## Written instruction 1:
Answer these questions using the Brad Bird interview excerpt.
(a) Which two releases have prompted debates about IMAX and 3D in recent weeks?
(b) When did the writer sit down with Brad Bird?
(c) Apart from IMAX over 3D, what topics does Brad Bird discuss in the conversation?
## Written instruction 2:
Resume the Brad Bird interview at the point where the text stops.

## Source excerpt:
★ ★ ★ ★ ★
Between the release of Mission: Impossible – Ghost Protocol as well as the prologue for The Dark Knight Rises, the last few weeks have featured many debates about the benefits of shooting in IMAX vs. 3D. People who are fed up with wearing sunglasses indoors and believe that it doesn’t get more immersive than a 70mm print have been arguing that the real future of cinema is the super big screen that only IMAX can provide. So you might find yourself asking, “What does Brad Bird, the director of the new Mission: Impossible film, have to say about the debate?” I was wondering the same thing when I had the chance to sit down with the filmmaker one-on-one a few weeks ago.

Below you will find my conversation with the first-time live-action feature director, who talks about not only the use of IMAX over 3D, but the importance of character, continuity within the Mission: Impossible franchise, and how medium will affect his project selection process going forward.

When did you decide that you wanted to make a live action film, and how did you choose a film from the Mission: Impossible franchise?
★ ★ ★ ★ ★
## Records from a dataset:
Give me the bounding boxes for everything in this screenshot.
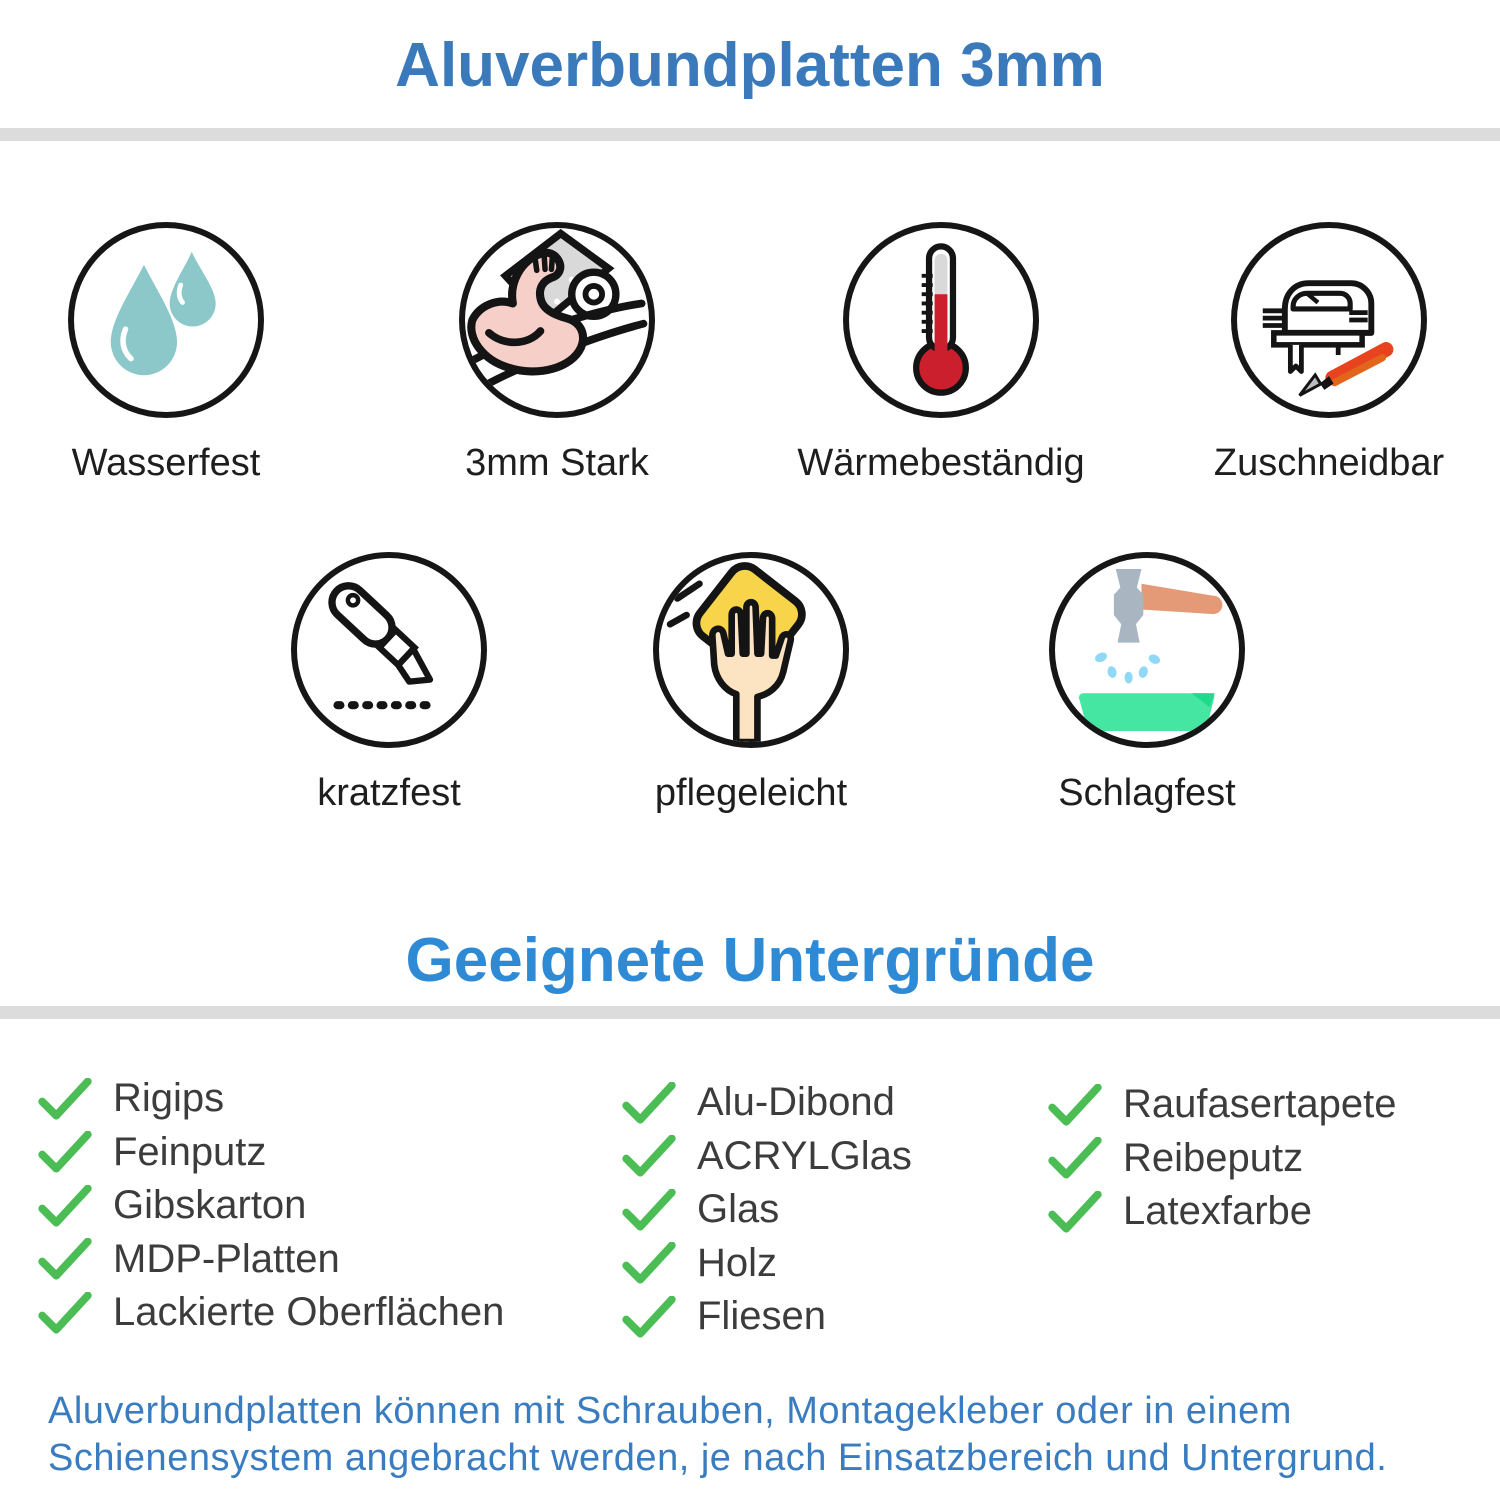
feature-badge <box>68 222 264 418</box>
substrate-label: Raufasertapete <box>1123 1082 1397 1127</box>
mounting-note <box>48 1388 1478 1482</box>
mounting-note-line1: Aluverbundplatten können mit Schrauben, Montagekleber oder in einem <box>48 1390 1292 1432</box>
feature-label: Zuschneidbar <box>1213 442 1445 484</box>
divider-bottom <box>0 1006 1500 1019</box>
page-title: Aluverbundplatten 3mm <box>395 31 1105 100</box>
substrate-column-3 <box>1048 1078 1397 1239</box>
check-icon <box>38 1238 92 1280</box>
substrate-label: Fliesen <box>697 1294 826 1339</box>
check-icon <box>38 1185 92 1227</box>
check-icon <box>1048 1191 1102 1233</box>
substrate-item <box>38 1286 504 1340</box>
check-icon <box>1048 1084 1102 1126</box>
feature-label: kratzfest <box>317 772 461 814</box>
substrate-label: Gibskarton <box>113 1183 307 1228</box>
substrate-column-1 <box>38 1072 504 1340</box>
substrate-column-2 <box>622 1076 912 1344</box>
check-icon <box>622 1082 676 1124</box>
substrate-item <box>1048 1132 1397 1186</box>
check-icon <box>622 1135 676 1177</box>
check-icon <box>622 1242 676 1284</box>
substrate-label: Reibeputz <box>1123 1135 1304 1180</box>
thermometer-icon <box>849 228 1033 412</box>
feature-pflegeleicht <box>591 552 911 815</box>
divider-top <box>0 128 1500 141</box>
mounting-note-line2: Schienensystem angebracht werden, je nach Einsatzbereich und Untergrund. <box>48 1437 1388 1479</box>
feature-wasserfest <box>6 222 326 485</box>
feature-badge <box>291 552 487 748</box>
feature-3mm-stark <box>397 222 717 485</box>
substrate-item <box>622 1076 912 1130</box>
substrate-item <box>38 1233 504 1287</box>
check-icon <box>38 1078 92 1120</box>
substrate-label: Feinputz <box>113 1129 267 1174</box>
check-icon <box>1048 1137 1102 1179</box>
substrate-item <box>38 1126 504 1180</box>
utility-knife-icon <box>297 558 481 742</box>
substrate-label: Rigips <box>113 1076 225 1121</box>
feature-label: pflegeleicht <box>654 772 848 814</box>
substrate-label: ACRYLGlas <box>697 1133 912 1178</box>
feature-badge <box>843 222 1039 418</box>
feature-badge <box>1231 222 1427 418</box>
substrate-item <box>38 1072 504 1126</box>
feature-schlagfest <box>987 552 1307 815</box>
substrate-label: Lackierte Oberflächen <box>113 1290 505 1335</box>
substrate-item <box>622 1183 912 1237</box>
feature-zuschneidbar <box>1169 222 1489 485</box>
water-drops-icon <box>74 228 258 412</box>
substrate-label: Glas <box>697 1187 780 1232</box>
flexed-arm-icon <box>465 228 649 412</box>
check-icon <box>622 1189 676 1231</box>
substrate-label: MDP-Platten <box>113 1236 340 1281</box>
feature-badge <box>653 552 849 748</box>
jigsaw-icon <box>1237 228 1421 412</box>
substrate-label: Latexfarbe <box>1123 1189 1313 1234</box>
feature-badge <box>459 222 655 418</box>
substrate-label: Alu-Dibond <box>697 1080 895 1125</box>
substrate-item <box>1048 1185 1397 1239</box>
substrate-item <box>622 1290 912 1344</box>
feature-badge <box>1049 552 1245 748</box>
feature-kratzfest <box>229 552 549 815</box>
substrate-item <box>1048 1078 1397 1132</box>
substrate-item <box>622 1237 912 1291</box>
feature-label: Wasserfest <box>71 442 261 484</box>
check-icon <box>38 1131 92 1173</box>
feature-label: Wärmebeständig <box>797 442 1085 484</box>
feature-waermebestaendig <box>781 222 1101 485</box>
substrate-item <box>38 1179 504 1233</box>
feature-label: Schlagfest <box>1058 772 1236 814</box>
check-icon <box>622 1296 676 1338</box>
wiping-hand-icon <box>659 558 843 742</box>
check-icon <box>38 1292 92 1334</box>
hammer-icon <box>1055 558 1239 742</box>
feature-label: 3mm Stark <box>465 442 649 484</box>
substrate-item <box>622 1130 912 1184</box>
section-title-untergruende: Geeignete Untergründe <box>405 926 1095 995</box>
substrate-label: Holz <box>697 1240 778 1285</box>
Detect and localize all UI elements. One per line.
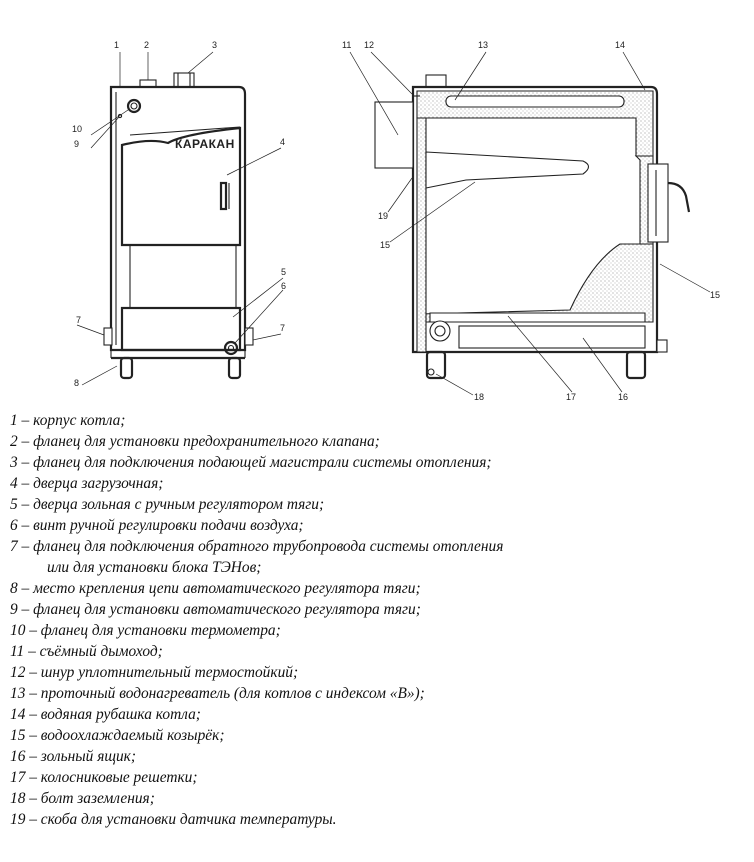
callout: 19 bbox=[378, 211, 389, 221]
legend-item: 3 – фланец для подключения подающей магистрали системы отопления; bbox=[10, 454, 492, 471]
side-return-fitting bbox=[657, 340, 667, 352]
return-flange-left bbox=[104, 328, 112, 345]
callout: 2 bbox=[144, 40, 150, 50]
callout: 8 bbox=[74, 378, 80, 388]
brand-label: КАРАКАН bbox=[175, 137, 235, 151]
callout: 13 bbox=[478, 40, 489, 50]
legend-item: 13 – проточный водонагреватель (для котлов с индексом «В»); bbox=[10, 685, 425, 702]
boiler-diagram bbox=[0, 0, 754, 410]
air-adjust-screw bbox=[225, 342, 237, 354]
callout: 7 bbox=[76, 315, 82, 325]
boiler-body bbox=[111, 87, 245, 350]
callout: 6 bbox=[281, 281, 287, 291]
front-view bbox=[77, 52, 286, 385]
side-supply-flange bbox=[426, 75, 446, 87]
front-leg-right bbox=[229, 358, 240, 378]
legend-item: 10 – фланец для установки термометра; bbox=[10, 622, 281, 639]
legend-item: 15 – водоохлаждаемый козырёк; bbox=[10, 727, 225, 744]
supply-flange bbox=[174, 73, 194, 87]
legend-item: 7 – фланец для подключения обратного трубопровода системы отопления bbox=[10, 538, 504, 555]
water-jacket-front bbox=[417, 118, 426, 352]
ash-door bbox=[122, 308, 240, 350]
removable-chimney bbox=[375, 102, 413, 168]
callout: 16 bbox=[618, 392, 629, 402]
callout: 14 bbox=[615, 40, 626, 50]
ash-box bbox=[459, 326, 645, 348]
side-leg-right bbox=[627, 352, 645, 378]
legend-item: 17 – колосниковые решетки; bbox=[10, 769, 198, 786]
legend-item: 1 – корпус котла; bbox=[10, 412, 126, 429]
legend-item: 18 – болт заземления; bbox=[10, 790, 155, 807]
callout: 5 bbox=[281, 267, 287, 277]
door-handle bbox=[221, 183, 226, 209]
callout: 4 bbox=[280, 137, 286, 147]
legend-item: 19 – скоба для установки датчика температуры. bbox=[10, 811, 337, 828]
thermometer-flange bbox=[128, 100, 140, 112]
callout: 17 bbox=[566, 392, 577, 402]
water-jacket-lower bbox=[420, 244, 653, 322]
legend-item: 14 – водяная рубашка котла; bbox=[10, 706, 201, 723]
grate bbox=[430, 313, 645, 322]
back-pipe bbox=[668, 183, 689, 212]
legend-item: 9 – фланец для установки автоматического регулятора тяги; bbox=[10, 601, 421, 618]
legend-item: 12 – шнур уплотнительный термостойкий; bbox=[10, 664, 299, 681]
side-section bbox=[350, 52, 710, 395]
callout: 12 bbox=[364, 40, 375, 50]
legend-item-continuation: или для установки блока ТЭНов; bbox=[47, 559, 262, 576]
legend-item: 6 – винт ручной регулировки подачи воздуха; bbox=[10, 517, 304, 534]
callout: 11 bbox=[342, 40, 352, 50]
callout: 15 bbox=[710, 290, 721, 300]
water-heater bbox=[446, 96, 624, 107]
legend-item: 11 – съёмный дымоход; bbox=[10, 643, 163, 660]
legend-item: 4 – дверца загрузочная; bbox=[10, 475, 164, 492]
callout: 1 bbox=[114, 40, 120, 50]
side-return-flange bbox=[430, 321, 450, 341]
back-door bbox=[648, 164, 668, 242]
legend-list bbox=[10, 410, 740, 830]
front-leg-left bbox=[121, 358, 132, 378]
ground-bolt bbox=[428, 369, 434, 375]
callout: 15 bbox=[380, 240, 391, 250]
legend-item: 2 – фланец для установки предохранительного клапана; bbox=[10, 433, 380, 450]
callout: 18 bbox=[474, 392, 485, 402]
cooled-deflector bbox=[426, 152, 589, 188]
callout: 3 bbox=[212, 40, 218, 50]
legend-item: 16 – зольный ящик; bbox=[10, 748, 137, 765]
legend-item: 8 – место крепления цепи автоматического регулятора тяги; bbox=[10, 580, 421, 597]
callout: 10 bbox=[72, 124, 83, 134]
callout: 7 bbox=[280, 323, 286, 333]
legend-item: 5 – дверца зольная с ручным регулятором тяги; bbox=[10, 496, 325, 513]
callout: 9 bbox=[74, 139, 80, 149]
★ ★ ★ ★ ★
## Exercise response 1:
(a) Mission: Impossible – Ghost Protocol and the prologue for The Dark Knight Rises.
(b) A few weeks ago.
(c) The importance of character, continuity within the Mission: Impossible franchise, and how medium will affect his project selection process going forward.

## Exercise response 2:
Well, I started making films at a pretty early age. I was eleven when I started making my first animated film and 13, almost 14 when I finished that film. So it actually took me three years to make. And in the process of making it, I had to decide what things I wanted to animate in close-up and what's a medium shot, what's a pan, so I had sort of a rudimentary learning about film. But once I started paying attention to that stuff, I started seeing it in the live action movies that I was watching. And I started noticing that certain directors were consistently giving me these intense feelings. The first one that I remember was Hitchcock, because my parents kept saying, “This is Hitchcock”. And I recognized that this chill was going up the back of my neck whenever there was a Hitchcock film. So I started, like, “Why is Hitchcock able to get those moments?” Why can Hitchcock get them and others can't? And then once you get into that you start noticing, “Wow, Liam McCarey is really connected with good comedies, and Howard Hawks has really got tough women down”, y'know what I mean? And David Lean has sweep and romance and epic quality... And that made me interested in doing live action almost as, well before I was even finished with my first animated film. So I've always been looking for an opportunity to do live action. I've written for live action, I've storyboarded a couple of live action things, and it's been a very belated coming to live action, but I've been meaning to for a long time. But a lot of people think it means that I'll never do animation again, and animation's to cool to not return to it. I just want to be driven by what I'm most passionate about at the moment and I have stories, that, some are best suited to live action and some are best suited in animation.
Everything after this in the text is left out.